Given exercise: Extract each line holding the word "this" from the entries.

++++++++++++++++++++

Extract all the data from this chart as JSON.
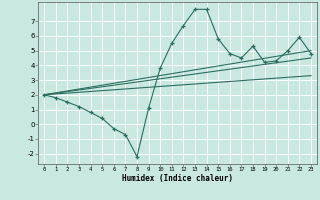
{
  "xlabel": "Humidex (Indice chaleur)",
  "xlim": [
    -0.5,
    23.5
  ],
  "ylim": [
    -2.7,
    8.3
  ],
  "xticks": [
    0,
    1,
    2,
    3,
    4,
    5,
    6,
    7,
    8,
    9,
    10,
    11,
    12,
    13,
    14,
    15,
    16,
    17,
    18,
    19,
    20,
    21,
    22,
    23
  ],
  "yticks": [
    -2,
    -1,
    0,
    1,
    2,
    3,
    4,
    5,
    6,
    7
  ],
  "bg_color": "#c8e8e0",
  "line_color": "#2a6e60",
  "grid_color": "#ffffff",
  "curve_x": [
    0,
    1,
    2,
    3,
    4,
    5,
    6,
    7,
    8,
    9,
    10,
    11,
    12,
    13,
    14,
    15,
    16,
    17,
    18,
    19,
    20,
    21,
    22,
    23
  ],
  "curve_y": [
    2.0,
    1.8,
    1.5,
    1.2,
    0.8,
    0.4,
    -0.3,
    -0.7,
    -2.2,
    1.1,
    3.8,
    5.5,
    6.7,
    7.8,
    7.8,
    5.8,
    4.8,
    4.5,
    5.3,
    4.2,
    4.3,
    5.0,
    5.9,
    4.8
  ],
  "line2_x": [
    0,
    23
  ],
  "line2_y": [
    2.0,
    5.0
  ],
  "line3_x": [
    0,
    23
  ],
  "line3_y": [
    2.0,
    4.5
  ],
  "line4_x": [
    0,
    23
  ],
  "line4_y": [
    2.0,
    3.3
  ]
}
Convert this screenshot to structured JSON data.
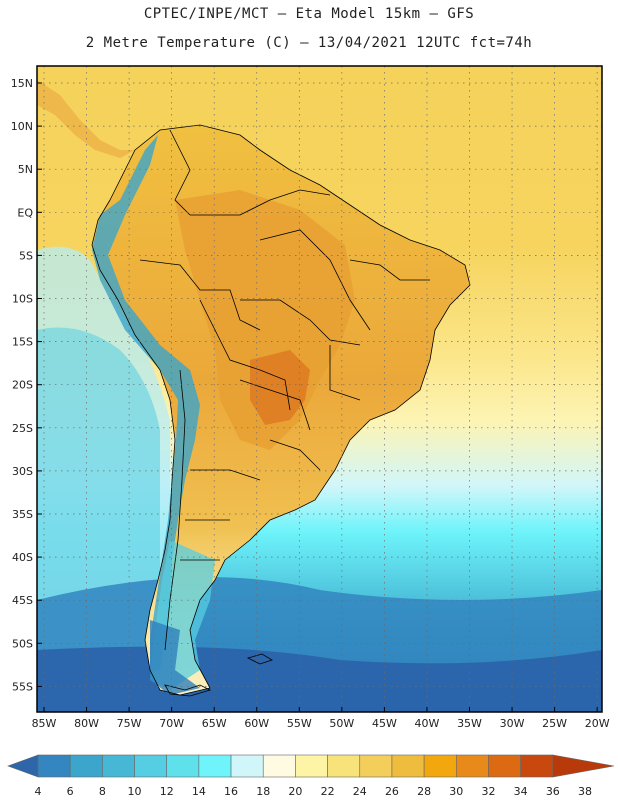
{
  "title": {
    "line1": "CPTEC/INPE/MCT –  Eta Model 15km – GFS",
    "line2": "2 Metre Temperature (C) – 13/04/2021 12UTC fct=74h"
  },
  "map": {
    "lat_labels": [
      "15N",
      "10N",
      "5N",
      "EQ",
      "5S",
      "10S",
      "15S",
      "20S",
      "25S",
      "30S",
      "35S",
      "40S",
      "45S",
      "50S",
      "55S"
    ],
    "lon_labels": [
      "85W",
      "80W",
      "75W",
      "70W",
      "65W",
      "60W",
      "55W",
      "50W",
      "45W",
      "40W",
      "35W",
      "30W",
      "25W",
      "20W"
    ],
    "grid_style": "dotted",
    "colors": {
      "ocean_warm": "#f5d25a",
      "ocean_mid": "#fbe88a",
      "land_hot": "#e9a233",
      "land_warm": "#f0c040",
      "land_hottest": "#e07a22",
      "andes_cool": "#5bc4da",
      "ocean_cool": "#54d6e8",
      "ocean_cold": "#2f8dc6",
      "ocean_coldest": "#2a62a8",
      "border": "#000000"
    }
  },
  "colorbar": {
    "labels": [
      "4",
      "6",
      "8",
      "10",
      "12",
      "14",
      "16",
      "18",
      "20",
      "22",
      "24",
      "26",
      "28",
      "30",
      "32",
      "34",
      "36",
      "38"
    ],
    "colors": [
      "#2e66aa",
      "#3386c0",
      "#3ba5cc",
      "#46b8d6",
      "#55cde2",
      "#5fe1ec",
      "#6ef4fa",
      "#d1f6fa",
      "#fffae2",
      "#fdf5a5",
      "#f8e27a",
      "#f3ce5a",
      "#efbd3e",
      "#f2a70e",
      "#e88a1a",
      "#dc6a12",
      "#c8480d",
      "#b8390a"
    ]
  }
}
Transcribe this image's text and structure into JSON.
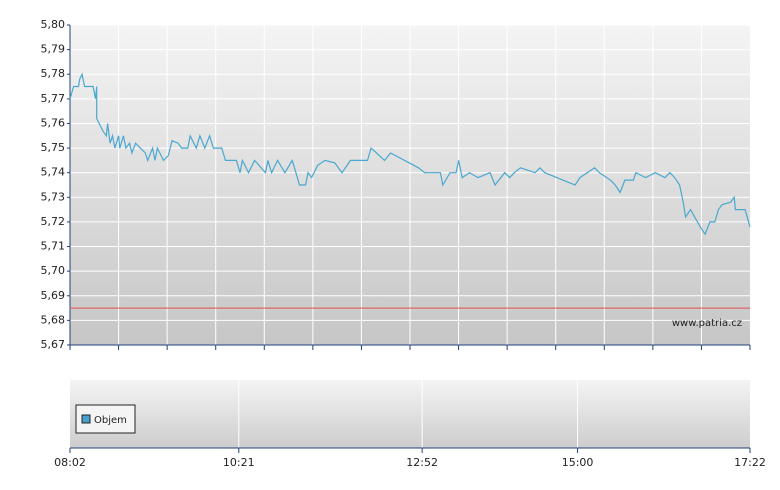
{
  "chart_data": [
    {
      "type": "line",
      "xlim": [
        "08:02",
        "17:22"
      ],
      "ylim": [
        5.67,
        5.8
      ],
      "yticks": [
        {
          "value": 5.67,
          "label": "5,67"
        },
        {
          "value": 5.68,
          "label": "5,68"
        },
        {
          "value": 5.69,
          "label": "5,69"
        },
        {
          "value": 5.7,
          "label": "5,70"
        },
        {
          "value": 5.71,
          "label": "5,71"
        },
        {
          "value": 5.72,
          "label": "5,72"
        },
        {
          "value": 5.73,
          "label": "5,73"
        },
        {
          "value": 5.74,
          "label": "5,74"
        },
        {
          "value": 5.75,
          "label": "5,75"
        },
        {
          "value": 5.76,
          "label": "5,76"
        },
        {
          "value": 5.77,
          "label": "5,77"
        },
        {
          "value": 5.78,
          "label": "5,78"
        },
        {
          "value": 5.79,
          "label": "5,79"
        },
        {
          "value": 5.8,
          "label": "5,80"
        }
      ],
      "grid": true,
      "reference_line": 5.685,
      "reference_color": "#e05050",
      "watermark": "www.patria.cz",
      "x": [
        "08:02",
        "08:05",
        "08:09",
        "08:10",
        "08:12",
        "08:14",
        "08:21",
        "08:23",
        "08:24",
        "08:24",
        "08:29",
        "08:32",
        "08:33",
        "08:35",
        "08:37",
        "08:39",
        "08:42",
        "08:43",
        "08:46",
        "08:48",
        "08:51",
        "08:53",
        "08:56",
        "09:00",
        "09:04",
        "09:06",
        "09:10",
        "09:12",
        "09:14",
        "09:19",
        "09:23",
        "09:26",
        "09:31",
        "09:34",
        "09:39",
        "09:41",
        "09:46",
        "09:49",
        "09:53",
        "09:57",
        "10:00",
        "10:07",
        "10:10",
        "10:19",
        "10:22",
        "10:24",
        "10:29",
        "10:34",
        "10:43",
        "10:45",
        "10:48",
        "10:53",
        "10:59",
        "11:05",
        "11:08",
        "11:11",
        "11:16",
        "11:18",
        "11:21",
        "11:26",
        "11:32",
        "11:40",
        "11:46",
        "11:53",
        "12:07",
        "12:10",
        "12:21",
        "12:26",
        "12:49",
        "12:54",
        "13:07",
        "13:09",
        "13:15",
        "13:20",
        "13:22",
        "13:25",
        "13:31",
        "13:38",
        "13:48",
        "13:52",
        "14:00",
        "14:04",
        "14:08",
        "14:13",
        "14:25",
        "14:29",
        "14:33",
        "14:58",
        "15:02",
        "15:14",
        "15:18",
        "15:27",
        "15:31",
        "15:35",
        "15:39",
        "15:46",
        "15:48",
        "15:56",
        "16:04",
        "16:12",
        "16:16",
        "16:20",
        "16:24",
        "16:27",
        "16:29",
        "16:33",
        "16:41",
        "16:45",
        "16:49",
        "16:53",
        "16:56",
        "16:59",
        "17:06",
        "17:09",
        "17:10",
        "17:18",
        "17:22"
      ],
      "series": [
        {
          "color": "#4aa8d0",
          "values": [
            5.77,
            5.775,
            5.775,
            5.778,
            5.78,
            5.775,
            5.775,
            5.77,
            5.775,
            5.762,
            5.757,
            5.755,
            5.76,
            5.752,
            5.755,
            5.75,
            5.755,
            5.75,
            5.755,
            5.75,
            5.752,
            5.748,
            5.752,
            5.75,
            5.748,
            5.745,
            5.75,
            5.745,
            5.75,
            5.745,
            5.747,
            5.753,
            5.752,
            5.75,
            5.75,
            5.755,
            5.75,
            5.755,
            5.75,
            5.755,
            5.75,
            5.75,
            5.745,
            5.745,
            5.74,
            5.745,
            5.74,
            5.745,
            5.74,
            5.745,
            5.74,
            5.745,
            5.74,
            5.745,
            5.74,
            5.735,
            5.735,
            5.74,
            5.738,
            5.743,
            5.745,
            5.744,
            5.74,
            5.745,
            5.745,
            5.75,
            5.745,
            5.748,
            5.742,
            5.74,
            5.74,
            5.735,
            5.74,
            5.74,
            5.745,
            5.738,
            5.74,
            5.738,
            5.74,
            5.735,
            5.74,
            5.738,
            5.74,
            5.742,
            5.74,
            5.742,
            5.74,
            5.735,
            5.738,
            5.742,
            5.74,
            5.737,
            5.735,
            5.732,
            5.737,
            5.737,
            5.74,
            5.738,
            5.74,
            5.738,
            5.74,
            5.738,
            5.735,
            5.728,
            5.722,
            5.725,
            5.718,
            5.715,
            5.72,
            5.72,
            5.725,
            5.727,
            5.728,
            5.73,
            5.725,
            5.725,
            5.718
          ]
        }
      ]
    },
    {
      "type": "bar",
      "xlim": [
        "08:02",
        "17:22"
      ],
      "xticks": [
        "08:02",
        "10:21",
        "12:52",
        "15:00",
        "17:22"
      ],
      "series": [
        {
          "name": "Objem",
          "color": "#4a9fd0",
          "values": []
        }
      ]
    }
  ]
}
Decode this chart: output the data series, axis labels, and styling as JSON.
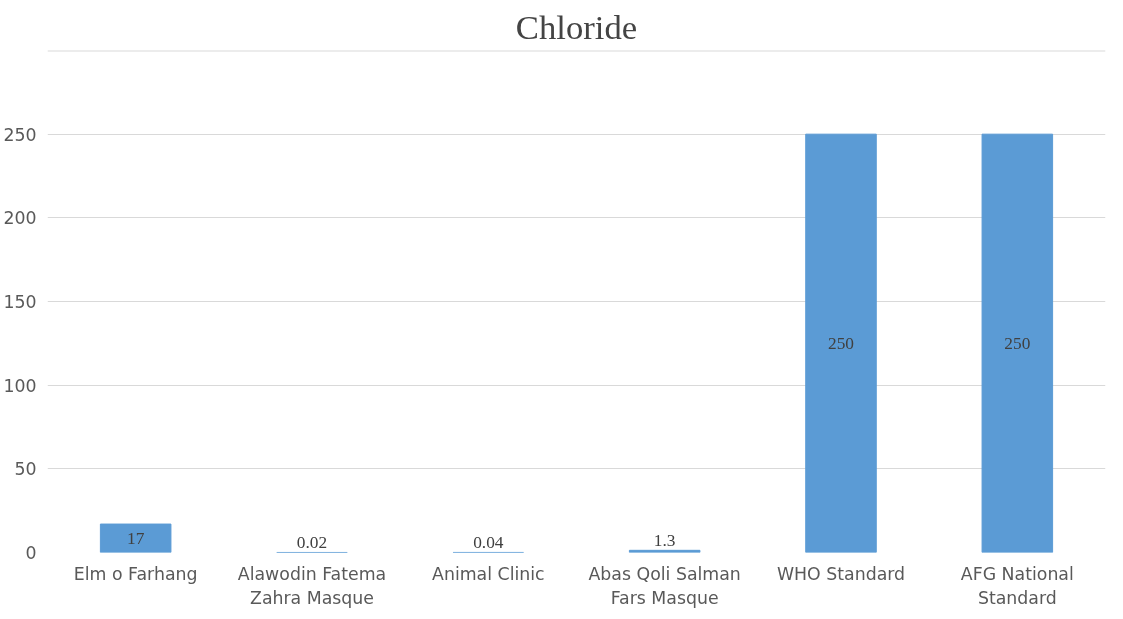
{
  "chart_data": {
    "type": "bar",
    "title": "Chloride",
    "categories": [
      "Elm o Farhang",
      "Alawodin Fatema Zahra Masque",
      "Animal Clinic",
      "Abas Qoli Salman Fars Masque",
      "WHO Standard",
      "AFG National Standard"
    ],
    "values": [
      17,
      0.02,
      0.04,
      1.3,
      250,
      250
    ],
    "color": "#5b9bd5",
    "ylim": [
      0,
      300
    ],
    "yticks": [
      0,
      50,
      100,
      150,
      200,
      250
    ],
    "grid": "y",
    "data_labels": true
  }
}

++++++++++++++++++++

Result below:
Extract all the data from this chart as JSON.
Convert this screenshot to structured JSON data.
Transcribe this image's text and structure into JSON.
Decode this chart: output the data series, axis labels, and styling as JSON.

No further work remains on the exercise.